START

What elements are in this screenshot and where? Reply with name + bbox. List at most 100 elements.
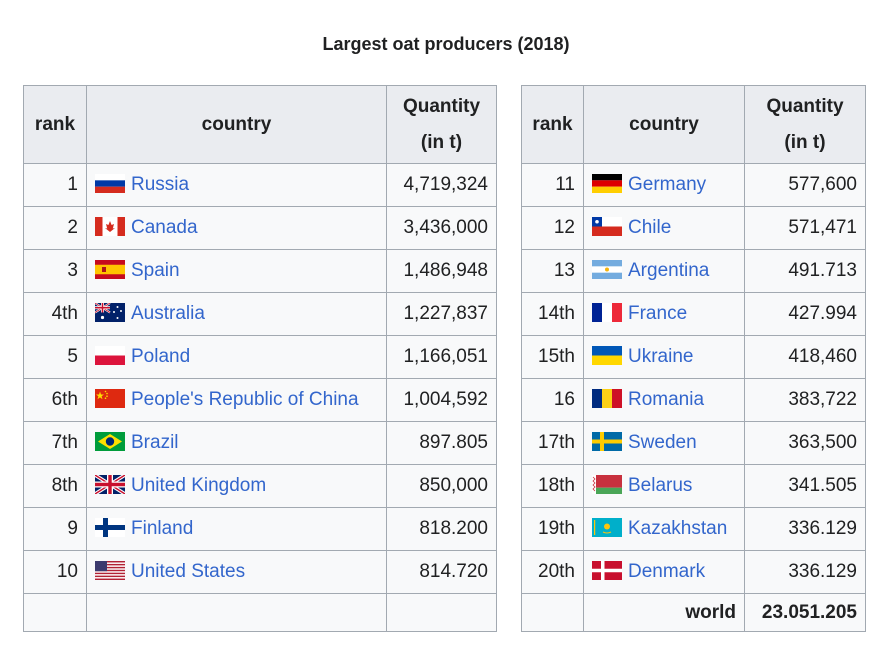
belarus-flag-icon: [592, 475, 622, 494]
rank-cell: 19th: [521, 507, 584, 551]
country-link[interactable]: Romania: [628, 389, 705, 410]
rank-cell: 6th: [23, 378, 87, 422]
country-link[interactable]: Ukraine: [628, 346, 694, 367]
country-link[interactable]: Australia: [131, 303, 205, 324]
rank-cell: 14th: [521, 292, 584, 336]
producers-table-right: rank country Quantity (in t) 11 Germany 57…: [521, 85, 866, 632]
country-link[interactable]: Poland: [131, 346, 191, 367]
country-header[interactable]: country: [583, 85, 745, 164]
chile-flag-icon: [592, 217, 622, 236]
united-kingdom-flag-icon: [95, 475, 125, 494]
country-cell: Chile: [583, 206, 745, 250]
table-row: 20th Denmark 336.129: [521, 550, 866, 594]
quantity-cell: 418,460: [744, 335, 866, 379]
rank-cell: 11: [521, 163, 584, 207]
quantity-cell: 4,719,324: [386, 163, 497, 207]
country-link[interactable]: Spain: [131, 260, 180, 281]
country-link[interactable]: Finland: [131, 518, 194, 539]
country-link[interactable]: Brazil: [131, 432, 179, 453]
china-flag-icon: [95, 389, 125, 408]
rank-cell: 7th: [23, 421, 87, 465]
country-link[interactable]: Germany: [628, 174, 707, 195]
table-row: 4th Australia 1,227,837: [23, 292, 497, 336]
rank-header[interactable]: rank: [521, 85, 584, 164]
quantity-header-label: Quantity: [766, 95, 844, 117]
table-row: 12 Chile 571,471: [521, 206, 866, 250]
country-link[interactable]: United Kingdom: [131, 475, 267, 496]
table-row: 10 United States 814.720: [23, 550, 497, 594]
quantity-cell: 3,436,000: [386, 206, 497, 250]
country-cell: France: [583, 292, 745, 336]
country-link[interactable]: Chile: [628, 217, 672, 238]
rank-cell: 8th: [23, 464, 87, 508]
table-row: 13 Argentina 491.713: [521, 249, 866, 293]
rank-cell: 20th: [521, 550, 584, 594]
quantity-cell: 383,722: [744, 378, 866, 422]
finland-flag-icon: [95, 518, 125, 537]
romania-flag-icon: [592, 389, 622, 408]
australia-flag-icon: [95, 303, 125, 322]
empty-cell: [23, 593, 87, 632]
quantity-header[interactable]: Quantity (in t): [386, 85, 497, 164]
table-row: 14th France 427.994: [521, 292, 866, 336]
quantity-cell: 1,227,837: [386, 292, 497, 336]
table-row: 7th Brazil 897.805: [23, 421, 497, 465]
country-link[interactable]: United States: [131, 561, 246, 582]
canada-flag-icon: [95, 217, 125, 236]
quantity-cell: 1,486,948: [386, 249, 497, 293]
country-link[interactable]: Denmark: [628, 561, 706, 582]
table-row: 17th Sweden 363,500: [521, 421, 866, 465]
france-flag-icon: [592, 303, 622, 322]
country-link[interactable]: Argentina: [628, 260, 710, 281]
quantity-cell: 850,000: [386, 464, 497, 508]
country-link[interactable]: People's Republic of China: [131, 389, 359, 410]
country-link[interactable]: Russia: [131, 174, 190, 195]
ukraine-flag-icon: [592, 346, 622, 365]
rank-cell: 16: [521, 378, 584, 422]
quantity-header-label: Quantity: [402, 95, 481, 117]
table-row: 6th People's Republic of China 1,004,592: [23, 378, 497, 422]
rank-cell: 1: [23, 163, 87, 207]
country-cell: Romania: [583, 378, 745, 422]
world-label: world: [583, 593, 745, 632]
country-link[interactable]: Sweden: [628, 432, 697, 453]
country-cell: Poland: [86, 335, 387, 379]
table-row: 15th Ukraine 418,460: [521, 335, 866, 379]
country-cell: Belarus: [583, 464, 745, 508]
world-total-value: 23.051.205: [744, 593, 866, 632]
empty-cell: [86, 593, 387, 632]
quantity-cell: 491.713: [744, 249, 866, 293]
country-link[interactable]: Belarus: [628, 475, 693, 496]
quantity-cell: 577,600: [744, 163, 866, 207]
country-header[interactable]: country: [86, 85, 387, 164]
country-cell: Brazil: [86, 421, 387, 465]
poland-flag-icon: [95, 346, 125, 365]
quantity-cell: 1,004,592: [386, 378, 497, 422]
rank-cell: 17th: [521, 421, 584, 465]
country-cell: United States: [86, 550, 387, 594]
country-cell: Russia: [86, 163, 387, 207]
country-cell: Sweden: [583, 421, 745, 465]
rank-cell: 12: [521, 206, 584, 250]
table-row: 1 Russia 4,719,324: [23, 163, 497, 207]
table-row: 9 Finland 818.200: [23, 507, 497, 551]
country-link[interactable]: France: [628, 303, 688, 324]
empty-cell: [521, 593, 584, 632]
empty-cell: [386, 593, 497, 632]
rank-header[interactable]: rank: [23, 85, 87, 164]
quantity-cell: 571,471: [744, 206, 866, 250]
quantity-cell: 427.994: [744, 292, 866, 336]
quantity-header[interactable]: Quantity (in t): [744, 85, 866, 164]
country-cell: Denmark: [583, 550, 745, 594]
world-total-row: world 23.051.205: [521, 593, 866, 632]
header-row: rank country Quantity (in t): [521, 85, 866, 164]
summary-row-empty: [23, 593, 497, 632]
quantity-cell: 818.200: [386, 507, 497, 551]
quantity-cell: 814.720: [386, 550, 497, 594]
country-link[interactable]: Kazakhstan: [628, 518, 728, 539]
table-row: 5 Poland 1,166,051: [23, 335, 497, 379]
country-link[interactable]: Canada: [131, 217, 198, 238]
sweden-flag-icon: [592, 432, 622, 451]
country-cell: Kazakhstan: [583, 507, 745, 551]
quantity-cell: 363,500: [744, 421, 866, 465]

END

▸ Stated exercise:
Output the listing lines from the line with "belarus-flag-icon: [592, 475, 622, 494]" up to and including the line with "country-link[interactable]: Finland: [131, 518, 194, 539]", copied without any changes.

▸ Exercise response:
belarus-flag-icon: [592, 475, 622, 494]
rank-cell: 19th: [521, 507, 584, 551]
country-link[interactable]: Romania: [628, 389, 705, 410]
rank-cell: 6th: [23, 378, 87, 422]
country-link[interactable]: Ukraine: [628, 346, 694, 367]
country-link[interactable]: Australia: [131, 303, 205, 324]
rank-cell: 14th: [521, 292, 584, 336]
producers-table-right: rank country Quantity (in t) 11 Germany 57…: [521, 85, 866, 632]
country-link[interactable]: Poland: [131, 346, 191, 367]
country-header[interactable]: country: [583, 85, 745, 164]
chile-flag-icon: [592, 217, 622, 236]
united-kingdom-flag-icon: [95, 475, 125, 494]
country-cell: Chile: [583, 206, 745, 250]
table-row: 20th Denmark 336.129: [521, 550, 866, 594]
quantity-cell: 418,460: [744, 335, 866, 379]
rank-cell: 11: [521, 163, 584, 207]
quantity-cell: 4,719,324: [386, 163, 497, 207]
country-link[interactable]: Spain: [131, 260, 180, 281]
country-link[interactable]: Finland: [131, 518, 194, 539]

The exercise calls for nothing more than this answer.